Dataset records
################

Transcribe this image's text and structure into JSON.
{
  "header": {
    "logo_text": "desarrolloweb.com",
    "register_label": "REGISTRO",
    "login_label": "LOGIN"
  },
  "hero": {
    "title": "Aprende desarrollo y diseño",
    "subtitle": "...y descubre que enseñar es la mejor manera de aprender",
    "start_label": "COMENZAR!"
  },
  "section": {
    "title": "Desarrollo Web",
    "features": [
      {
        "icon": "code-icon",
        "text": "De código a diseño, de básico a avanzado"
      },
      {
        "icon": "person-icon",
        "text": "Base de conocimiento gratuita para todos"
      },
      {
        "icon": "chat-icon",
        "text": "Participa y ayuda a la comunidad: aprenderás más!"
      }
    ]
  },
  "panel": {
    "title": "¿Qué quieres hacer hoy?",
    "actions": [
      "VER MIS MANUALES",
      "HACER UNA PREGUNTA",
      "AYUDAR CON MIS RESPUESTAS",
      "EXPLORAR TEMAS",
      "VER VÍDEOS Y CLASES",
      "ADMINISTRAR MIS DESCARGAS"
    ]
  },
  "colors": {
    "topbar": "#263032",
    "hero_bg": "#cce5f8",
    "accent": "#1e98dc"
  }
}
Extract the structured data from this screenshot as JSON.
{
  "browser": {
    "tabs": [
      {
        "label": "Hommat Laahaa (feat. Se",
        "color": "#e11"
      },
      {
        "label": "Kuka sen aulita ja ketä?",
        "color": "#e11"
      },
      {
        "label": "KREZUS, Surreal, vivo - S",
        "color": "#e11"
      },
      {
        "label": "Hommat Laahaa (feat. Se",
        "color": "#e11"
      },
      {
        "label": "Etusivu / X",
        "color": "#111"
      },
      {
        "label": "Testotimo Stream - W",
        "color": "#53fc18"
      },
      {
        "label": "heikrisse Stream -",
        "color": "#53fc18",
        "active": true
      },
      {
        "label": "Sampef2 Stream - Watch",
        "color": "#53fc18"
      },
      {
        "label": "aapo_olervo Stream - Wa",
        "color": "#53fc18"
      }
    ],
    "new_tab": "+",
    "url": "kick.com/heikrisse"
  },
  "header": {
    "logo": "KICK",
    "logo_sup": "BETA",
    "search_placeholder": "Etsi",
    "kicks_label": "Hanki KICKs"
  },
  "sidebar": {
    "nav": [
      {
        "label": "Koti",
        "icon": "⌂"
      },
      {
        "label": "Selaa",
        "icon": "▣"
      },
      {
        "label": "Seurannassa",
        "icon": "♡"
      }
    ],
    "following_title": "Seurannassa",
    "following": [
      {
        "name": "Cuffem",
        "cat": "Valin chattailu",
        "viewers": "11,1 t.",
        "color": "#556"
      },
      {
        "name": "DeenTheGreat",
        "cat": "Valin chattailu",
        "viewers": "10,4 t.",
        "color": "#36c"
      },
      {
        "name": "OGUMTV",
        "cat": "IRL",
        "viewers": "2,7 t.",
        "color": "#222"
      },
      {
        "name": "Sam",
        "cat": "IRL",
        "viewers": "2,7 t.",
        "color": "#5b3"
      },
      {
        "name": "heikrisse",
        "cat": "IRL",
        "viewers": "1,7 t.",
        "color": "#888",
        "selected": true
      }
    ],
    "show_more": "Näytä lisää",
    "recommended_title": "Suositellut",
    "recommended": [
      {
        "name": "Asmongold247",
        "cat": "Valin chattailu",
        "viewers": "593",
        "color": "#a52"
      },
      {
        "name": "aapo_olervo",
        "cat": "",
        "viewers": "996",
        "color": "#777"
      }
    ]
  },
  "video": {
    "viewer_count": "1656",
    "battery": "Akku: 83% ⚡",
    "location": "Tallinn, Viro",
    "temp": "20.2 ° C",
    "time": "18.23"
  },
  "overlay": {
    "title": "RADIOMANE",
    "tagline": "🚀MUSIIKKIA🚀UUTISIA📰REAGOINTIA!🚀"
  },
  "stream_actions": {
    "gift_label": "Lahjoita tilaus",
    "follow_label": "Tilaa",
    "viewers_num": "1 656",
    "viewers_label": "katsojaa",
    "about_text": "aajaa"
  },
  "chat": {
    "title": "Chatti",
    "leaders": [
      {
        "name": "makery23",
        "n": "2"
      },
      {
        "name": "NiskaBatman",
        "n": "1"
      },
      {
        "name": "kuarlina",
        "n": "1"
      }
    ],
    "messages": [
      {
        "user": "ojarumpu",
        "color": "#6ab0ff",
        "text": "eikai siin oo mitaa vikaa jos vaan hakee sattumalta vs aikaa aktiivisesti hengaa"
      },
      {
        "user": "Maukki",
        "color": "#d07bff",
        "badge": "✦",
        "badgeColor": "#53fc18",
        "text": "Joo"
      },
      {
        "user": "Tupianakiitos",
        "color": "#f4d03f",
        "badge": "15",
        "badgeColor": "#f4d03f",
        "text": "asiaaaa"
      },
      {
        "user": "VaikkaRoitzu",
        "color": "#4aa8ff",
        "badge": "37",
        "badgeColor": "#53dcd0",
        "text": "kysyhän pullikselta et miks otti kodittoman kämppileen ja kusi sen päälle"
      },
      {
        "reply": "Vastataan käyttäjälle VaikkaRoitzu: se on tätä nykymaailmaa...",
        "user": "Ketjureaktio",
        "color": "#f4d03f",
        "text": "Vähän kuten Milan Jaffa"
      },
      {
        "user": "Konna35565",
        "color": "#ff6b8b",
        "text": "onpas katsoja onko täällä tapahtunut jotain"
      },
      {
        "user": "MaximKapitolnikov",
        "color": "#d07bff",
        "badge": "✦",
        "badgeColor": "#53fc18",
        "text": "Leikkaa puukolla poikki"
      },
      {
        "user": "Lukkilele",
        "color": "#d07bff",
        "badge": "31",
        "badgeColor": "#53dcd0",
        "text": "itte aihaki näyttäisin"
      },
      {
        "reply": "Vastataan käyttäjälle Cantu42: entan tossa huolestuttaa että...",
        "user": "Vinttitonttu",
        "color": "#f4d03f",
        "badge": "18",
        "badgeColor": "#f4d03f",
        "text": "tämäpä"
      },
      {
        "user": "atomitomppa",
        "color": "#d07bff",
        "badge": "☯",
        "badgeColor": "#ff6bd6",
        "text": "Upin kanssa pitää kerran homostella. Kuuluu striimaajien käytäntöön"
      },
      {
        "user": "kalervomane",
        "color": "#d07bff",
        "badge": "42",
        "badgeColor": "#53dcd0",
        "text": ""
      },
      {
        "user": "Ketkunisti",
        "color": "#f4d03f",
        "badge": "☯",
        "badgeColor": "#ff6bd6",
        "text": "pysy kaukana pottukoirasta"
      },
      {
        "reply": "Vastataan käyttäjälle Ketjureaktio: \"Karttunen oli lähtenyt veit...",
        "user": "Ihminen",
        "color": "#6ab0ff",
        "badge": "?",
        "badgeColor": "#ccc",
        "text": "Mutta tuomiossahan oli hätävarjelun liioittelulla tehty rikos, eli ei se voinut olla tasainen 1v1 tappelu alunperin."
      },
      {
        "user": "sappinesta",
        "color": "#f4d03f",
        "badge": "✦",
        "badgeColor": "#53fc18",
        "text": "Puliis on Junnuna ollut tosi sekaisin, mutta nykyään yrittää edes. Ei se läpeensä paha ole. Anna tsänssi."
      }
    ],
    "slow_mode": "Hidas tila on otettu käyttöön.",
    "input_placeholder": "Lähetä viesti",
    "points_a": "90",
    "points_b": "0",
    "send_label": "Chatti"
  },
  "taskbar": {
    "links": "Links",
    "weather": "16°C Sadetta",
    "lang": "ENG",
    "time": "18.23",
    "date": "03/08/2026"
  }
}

################

SHORT PROBLEM.
Reproduce each record shown above without altering a single word.

EXPECTED OUTPUT.
Transcribe this image's text and structure into JSON.
{
  "header": {
    "logo_text": "desarrolloweb.com",
    "register_label": "REGISTRO",
    "login_label": "LOGIN"
  },
  "hero": {
    "title": "Aprende desarrollo y diseño",
    "subtitle": "...y descubre que enseñar es la mejor manera de aprender",
    "start_label": "COMENZAR!"
  },
  "section": {
    "title": "Desarrollo Web",
    "features": [
      {
        "icon": "code-icon",
        "text": "De código a diseño, de básico a avanzado"
      },
      {
        "icon": "person-icon",
        "text": "Base de conocimiento gratuita para todos"
      },
      {
        "icon": "chat-icon",
        "text": "Participa y ayuda a la comunidad: aprenderás más!"
      }
    ]
  },
  "panel": {
    "title": "¿Qué quieres hacer hoy?",
    "actions": [
      "VER MIS MANUALES",
      "HACER UNA PREGUNTA",
      "AYUDAR CON MIS RESPUESTAS",
      "EXPLORAR TEMAS",
      "VER VÍDEOS Y CLASES",
      "ADMINISTRAR MIS DESCARGAS"
    ]
  },
  "colors": {
    "topbar": "#263032",
    "hero_bg": "#cce5f8",
    "accent": "#1e98dc"
  }
}
Extract the structured data from this screenshot as JSON.
{
  "browser": {
    "tabs": [
      {
        "label": "Hommat Laahaa (feat. Se",
        "color": "#e11"
      },
      {
        "label": "Kuka sen aulita ja ketä?",
        "color": "#e11"
      },
      {
        "label": "KREZUS, Surreal, vivo - S",
        "color": "#e11"
      },
      {
        "label": "Hommat Laahaa (feat. Se",
        "color": "#e11"
      },
      {
        "label": "Etusivu / X",
        "color": "#111"
      },
      {
        "label": "Testotimo Stream - W",
        "color": "#53fc18"
      },
      {
        "label": "heikrisse Stream -",
        "color": "#53fc18",
        "active": true
      },
      {
        "label": "Sampef2 Stream - Watch",
        "color": "#53fc18"
      },
      {
        "label": "aapo_olervo Stream - Wa",
        "color": "#53fc18"
      }
    ],
    "new_tab": "+",
    "url": "kick.com/heikrisse"
  },
  "header": {
    "logo": "KICK",
    "logo_sup": "BETA",
    "search_placeholder": "Etsi",
    "kicks_label": "Hanki KICKs"
  },
  "sidebar": {
    "nav": [
      {
        "label": "Koti",
        "icon": "⌂"
      },
      {
        "label": "Selaa",
        "icon": "▣"
      },
      {
        "label": "Seurannassa",
        "icon": "♡"
      }
    ],
    "following_title": "Seurannassa",
    "following": [
      {
        "name": "Cuffem",
        "cat": "Valin chattailu",
        "viewers": "11,1 t.",
        "color": "#556"
      },
      {
        "name": "DeenTheGreat",
        "cat": "Valin chattailu",
        "viewers": "10,4 t.",
        "color": "#36c"
      },
      {
        "name": "OGUMTV",
        "cat": "IRL",
        "viewers": "2,7 t.",
        "color": "#222"
      },
      {
        "name": "Sam",
        "cat": "IRL",
        "viewers": "2,7 t.",
        "color": "#5b3"
      },
      {
        "name": "heikrisse",
        "cat": "IRL",
        "viewers": "1,7 t.",
        "color": "#888",
        "selected": true
      }
    ],
    "show_more": "Näytä lisää",
    "recommended_title": "Suositellut",
    "recommended": [
      {
        "name": "Asmongold247",
        "cat": "Valin chattailu",
        "viewers": "593",
        "color": "#a52"
      },
      {
        "name": "aapo_olervo",
        "cat": "",
        "viewers": "996",
        "color": "#777"
      }
    ]
  },
  "video": {
    "viewer_count": "1656",
    "battery": "Akku: 83% ⚡",
    "location": "Tallinn, Viro",
    "temp": "20.2 ° C",
    "time": "18.23"
  },
  "overlay": {
    "title": "RADIOMANE",
    "tagline": "🚀MUSIIKKIA🚀UUTISIA📰REAGOINTIA!🚀"
  },
  "stream_actions": {
    "gift_label": "Lahjoita tilaus",
    "follow_label": "Tilaa",
    "viewers_num": "1 656",
    "viewers_label": "katsojaa",
    "about_text": "aajaa"
  },
  "chat": {
    "title": "Chatti",
    "leaders": [
      {
        "name": "makery23",
        "n": "2"
      },
      {
        "name": "NiskaBatman",
        "n": "1"
      },
      {
        "name": "kuarlina",
        "n": "1"
      }
    ],
    "messages": [
      {
        "user": "ojarumpu",
        "color": "#6ab0ff",
        "text": "eikai siin oo mitaa vikaa jos vaan hakee sattumalta vs aikaa aktiivisesti hengaa"
      },
      {
        "user": "Maukki",
        "color": "#d07bff",
        "badge": "✦",
        "badgeColor": "#53fc18",
        "text": "Joo"
      },
      {
        "user": "Tupianakiitos",
        "color": "#f4d03f",
        "badge": "15",
        "badgeColor": "#f4d03f",
        "text": "asiaaaa"
      },
      {
        "user": "VaikkaRoitzu",
        "color": "#4aa8ff",
        "badge": "37",
        "badgeColor": "#53dcd0",
        "text": "kysyhän pullikselta et miks otti kodittoman kämppileen ja kusi sen päälle"
      },
      {
        "reply": "Vastataan käyttäjälle VaikkaRoitzu: se on tätä nykymaailmaa...",
        "user": "Ketjureaktio",
        "color": "#f4d03f",
        "text": "Vähän kuten Milan Jaffa"
      },
      {
        "user": "Konna35565",
        "color": "#ff6b8b",
        "text": "onpas katsoja onko täällä tapahtunut jotain"
      },
      {
        "user": "MaximKapitolnikov",
        "color": "#d07bff",
        "badge": "✦",
        "badgeColor": "#53fc18",
        "text": "Leikkaa puukolla poikki"
      },
      {
        "user": "Lukkilele",
        "color": "#d07bff",
        "badge": "31",
        "badgeColor": "#53dcd0",
        "text": "itte aihaki näyttäisin"
      },
      {
        "reply": "Vastataan käyttäjälle Cantu42: entan tossa huolestuttaa että...",
        "user": "Vinttitonttu",
        "color": "#f4d03f",
        "badge": "18",
        "badgeColor": "#f4d03f",
        "text": "tämäpä"
      },
      {
        "user": "atomitomppa",
        "color": "#d07bff",
        "badge": "☯",
        "badgeColor": "#ff6bd6",
        "text": "Upin kanssa pitää kerran homostella. Kuuluu striimaajien käytäntöön"
      },
      {
        "user": "kalervomane",
        "color": "#d07bff",
        "badge": "42",
        "badgeColor": "#53dcd0",
        "text": ""
      },
      {
        "user": "Ketkunisti",
        "color": "#f4d03f",
        "badge": "☯",
        "badgeColor": "#ff6bd6",
        "text": "pysy kaukana pottukoirasta"
      },
      {
        "reply": "Vastataan käyttäjälle Ketjureaktio: \"Karttunen oli lähtenyt veit...",
        "user": "Ihminen",
        "color": "#6ab0ff",
        "badge": "?",
        "badgeColor": "#ccc",
        "text": "Mutta tuomiossahan oli hätävarjelun liioittelulla tehty rikos, eli ei se voinut olla tasainen 1v1 tappelu alunperin."
      },
      {
        "user": "sappinesta",
        "color": "#f4d03f",
        "badge": "✦",
        "badgeColor": "#53fc18",
        "text": "Puliis on Junnuna ollut tosi sekaisin, mutta nykyään yrittää edes. Ei se läpeensä paha ole. Anna tsänssi."
      }
    ],
    "slow_mode": "Hidas tila on otettu käyttöön.",
    "input_placeholder": "Lähetä viesti",
    "points_a": "90",
    "points_b": "0",
    "send_label": "Chatti"
  },
  "taskbar": {
    "links": "Links",
    "weather": "16°C Sadetta",
    "lang": "ENG",
    "time": "18.23",
    "date": "03/08/2026"
  }
}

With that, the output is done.